* Instructions to follow *
Copy out all lines of the records in which the word "diamond" appears.

* Supplied entries *

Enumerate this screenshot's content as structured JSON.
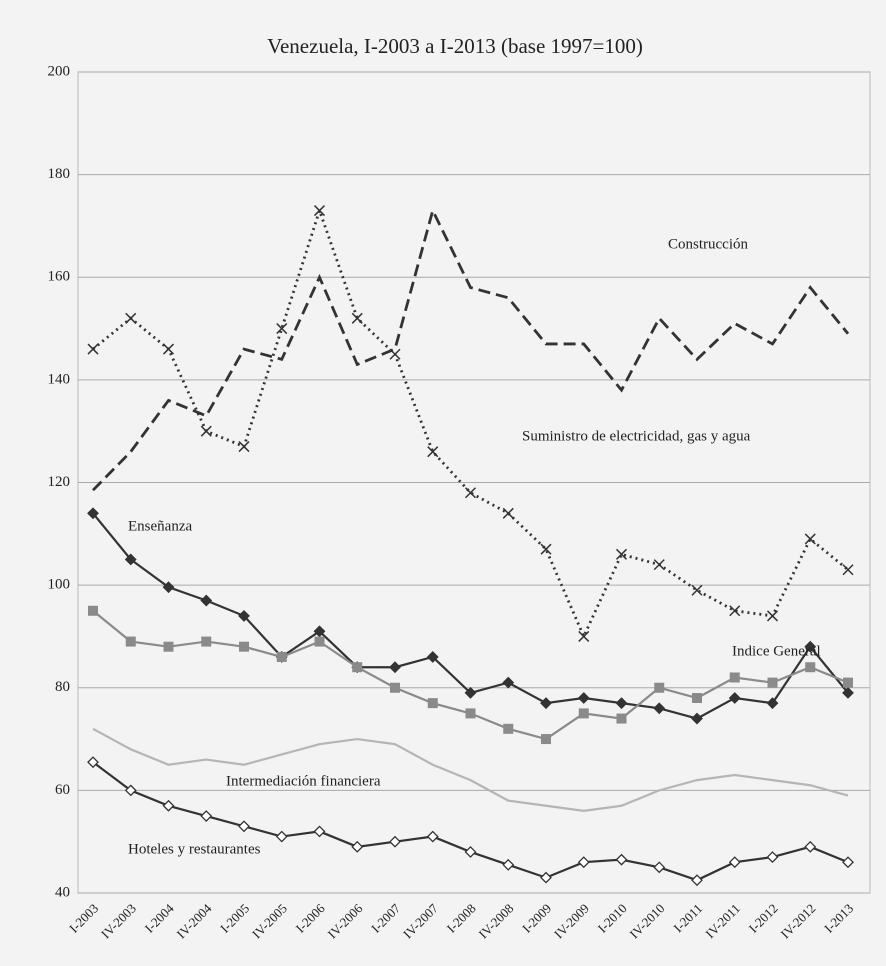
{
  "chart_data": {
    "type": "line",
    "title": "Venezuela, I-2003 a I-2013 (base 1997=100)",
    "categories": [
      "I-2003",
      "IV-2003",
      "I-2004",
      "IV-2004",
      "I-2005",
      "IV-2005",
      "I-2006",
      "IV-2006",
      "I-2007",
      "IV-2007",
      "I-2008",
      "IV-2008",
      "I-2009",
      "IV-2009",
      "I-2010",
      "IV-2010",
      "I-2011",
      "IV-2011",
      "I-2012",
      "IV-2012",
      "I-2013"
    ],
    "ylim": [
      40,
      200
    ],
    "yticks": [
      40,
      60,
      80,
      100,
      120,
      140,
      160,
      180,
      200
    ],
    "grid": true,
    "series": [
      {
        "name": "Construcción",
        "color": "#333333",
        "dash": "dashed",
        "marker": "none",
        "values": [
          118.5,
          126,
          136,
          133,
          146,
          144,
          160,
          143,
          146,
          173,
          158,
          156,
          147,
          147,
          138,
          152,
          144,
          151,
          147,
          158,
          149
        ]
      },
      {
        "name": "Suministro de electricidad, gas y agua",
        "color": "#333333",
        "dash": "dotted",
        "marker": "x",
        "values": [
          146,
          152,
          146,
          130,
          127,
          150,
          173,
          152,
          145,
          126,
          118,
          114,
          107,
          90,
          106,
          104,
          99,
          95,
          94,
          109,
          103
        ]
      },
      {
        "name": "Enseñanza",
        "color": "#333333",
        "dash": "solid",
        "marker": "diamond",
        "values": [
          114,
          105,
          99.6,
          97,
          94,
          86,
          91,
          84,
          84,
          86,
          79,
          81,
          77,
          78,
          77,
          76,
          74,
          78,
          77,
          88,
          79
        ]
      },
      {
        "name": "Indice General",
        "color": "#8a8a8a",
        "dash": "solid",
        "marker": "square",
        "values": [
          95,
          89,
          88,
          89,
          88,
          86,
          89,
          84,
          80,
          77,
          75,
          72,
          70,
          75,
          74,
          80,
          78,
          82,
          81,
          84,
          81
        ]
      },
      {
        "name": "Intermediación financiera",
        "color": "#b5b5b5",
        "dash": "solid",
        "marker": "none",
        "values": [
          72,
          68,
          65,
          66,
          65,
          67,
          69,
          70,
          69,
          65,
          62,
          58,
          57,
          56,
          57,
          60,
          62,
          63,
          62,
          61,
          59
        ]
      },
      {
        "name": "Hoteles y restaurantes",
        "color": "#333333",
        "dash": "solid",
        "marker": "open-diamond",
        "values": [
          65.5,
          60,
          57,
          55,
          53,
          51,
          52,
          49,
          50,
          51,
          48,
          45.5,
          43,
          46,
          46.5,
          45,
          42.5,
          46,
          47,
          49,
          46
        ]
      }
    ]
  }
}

* Response to the exercise *
        "marker": "diamond",
        "marker": "open-diamond",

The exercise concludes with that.